Records about charts and figures

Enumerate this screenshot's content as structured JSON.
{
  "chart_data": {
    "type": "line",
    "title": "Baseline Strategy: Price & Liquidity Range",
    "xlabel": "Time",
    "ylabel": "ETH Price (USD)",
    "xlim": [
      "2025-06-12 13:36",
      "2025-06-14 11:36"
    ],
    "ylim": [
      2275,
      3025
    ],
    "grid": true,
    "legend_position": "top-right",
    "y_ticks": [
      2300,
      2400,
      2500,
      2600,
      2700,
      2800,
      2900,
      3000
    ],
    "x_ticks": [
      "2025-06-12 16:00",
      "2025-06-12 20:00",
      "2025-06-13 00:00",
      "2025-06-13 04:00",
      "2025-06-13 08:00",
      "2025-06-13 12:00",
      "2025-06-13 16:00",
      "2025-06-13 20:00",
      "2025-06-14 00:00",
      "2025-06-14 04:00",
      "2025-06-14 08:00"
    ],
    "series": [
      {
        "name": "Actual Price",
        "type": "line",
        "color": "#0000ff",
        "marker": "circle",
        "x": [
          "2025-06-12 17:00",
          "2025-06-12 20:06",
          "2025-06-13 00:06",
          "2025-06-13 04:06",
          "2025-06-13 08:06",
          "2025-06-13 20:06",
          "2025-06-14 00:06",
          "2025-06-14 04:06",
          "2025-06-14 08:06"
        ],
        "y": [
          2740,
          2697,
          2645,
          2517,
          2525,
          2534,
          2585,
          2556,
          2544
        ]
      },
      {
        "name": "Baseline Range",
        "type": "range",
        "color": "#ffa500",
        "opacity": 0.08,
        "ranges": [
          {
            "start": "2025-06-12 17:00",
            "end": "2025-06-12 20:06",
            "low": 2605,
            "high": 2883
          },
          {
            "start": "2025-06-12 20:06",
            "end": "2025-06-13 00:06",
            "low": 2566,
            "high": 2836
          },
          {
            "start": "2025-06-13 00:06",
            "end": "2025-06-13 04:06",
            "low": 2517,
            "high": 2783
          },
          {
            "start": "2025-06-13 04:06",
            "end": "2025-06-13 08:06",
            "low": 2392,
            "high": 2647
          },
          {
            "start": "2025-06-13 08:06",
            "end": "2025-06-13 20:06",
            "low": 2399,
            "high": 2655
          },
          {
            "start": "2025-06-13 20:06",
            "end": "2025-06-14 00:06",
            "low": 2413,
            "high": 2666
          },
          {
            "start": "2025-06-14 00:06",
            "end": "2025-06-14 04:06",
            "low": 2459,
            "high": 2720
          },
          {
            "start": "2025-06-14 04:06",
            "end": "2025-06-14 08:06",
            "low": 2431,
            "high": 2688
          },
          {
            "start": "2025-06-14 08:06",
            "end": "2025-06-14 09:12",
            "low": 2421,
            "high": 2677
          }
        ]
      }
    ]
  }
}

GIVEN INSTRUCTION:
Transcribe all of the lines in the records precisely.

TASK RESPONSE:
Enumerate this screenshot's content as structured JSON.
{
  "chart_data": {
    "type": "line",
    "title": "Baseline Strategy: Price & Liquidity Range",
    "xlabel": "Time",
    "ylabel": "ETH Price (USD)",
    "xlim": [
      "2025-06-12 13:36",
      "2025-06-14 11:36"
    ],
    "ylim": [
      2275,
      3025
    ],
    "grid": true,
    "legend_position": "top-right",
    "y_ticks": [
      2300,
      2400,
      2500,
      2600,
      2700,
      2800,
      2900,
      3000
    ],
    "x_ticks": [
      "2025-06-12 16:00",
      "2025-06-12 20:00",
      "2025-06-13 00:00",
      "2025-06-13 04:00",
      "2025-06-13 08:00",
      "2025-06-13 12:00",
      "2025-06-13 16:00",
      "2025-06-13 20:00",
      "2025-06-14 00:00",
      "2025-06-14 04:00",
      "2025-06-14 08:00"
    ],
    "series": [
      {
        "name": "Actual Price",
        "type": "line",
        "color": "#0000ff",
        "marker": "circle",
        "x": [
          "2025-06-12 17:00",
          "2025-06-12 20:06",
          "2025-06-13 00:06",
          "2025-06-13 04:06",
          "2025-06-13 08:06",
          "2025-06-13 20:06",
          "2025-06-14 00:06",
          "2025-06-14 04:06",
          "2025-06-14 08:06"
        ],
        "y": [
          2740,
          2697,
          2645,
          2517,
          2525,
          2534,
          2585,
          2556,
          2544
        ]
      },
      {
        "name": "Baseline Range",
        "type": "range",
        "color": "#ffa500",
        "opacity": 0.08,
        "ranges": [
          {
            "start": "2025-06-12 17:00",
            "end": "2025-06-12 20:06",
            "low": 2605,
            "high": 2883
          },
          {
            "start": "2025-06-12 20:06",
            "end": "2025-06-13 00:06",
            "low": 2566,
            "high": 2836
          },
          {
            "start": "2025-06-13 00:06",
            "end": "2025-06-13 04:06",
            "low": 2517,
            "high": 2783
          },
          {
            "start": "2025-06-13 04:06",
            "end": "2025-06-13 08:06",
            "low": 2392,
            "high": 2647
          },
          {
            "start": "2025-06-13 08:06",
            "end": "2025-06-13 20:06",
            "low": 2399,
            "high": 2655
          },
          {
            "start": "2025-06-13 20:06",
            "end": "2025-06-14 00:06",
            "low": 2413,
            "high": 2666
          },
          {
            "start": "2025-06-14 00:06",
            "end": "2025-06-14 04:06",
            "low": 2459,
            "high": 2720
          },
          {
            "start": "2025-06-14 04:06",
            "end": "2025-06-14 08:06",
            "low": 2431,
            "high": 2688
          },
          {
            "start": "2025-06-14 08:06",
            "end": "2025-06-14 09:12",
            "low": 2421,
            "high": 2677
          }
        ]
      }
    ]
  }
}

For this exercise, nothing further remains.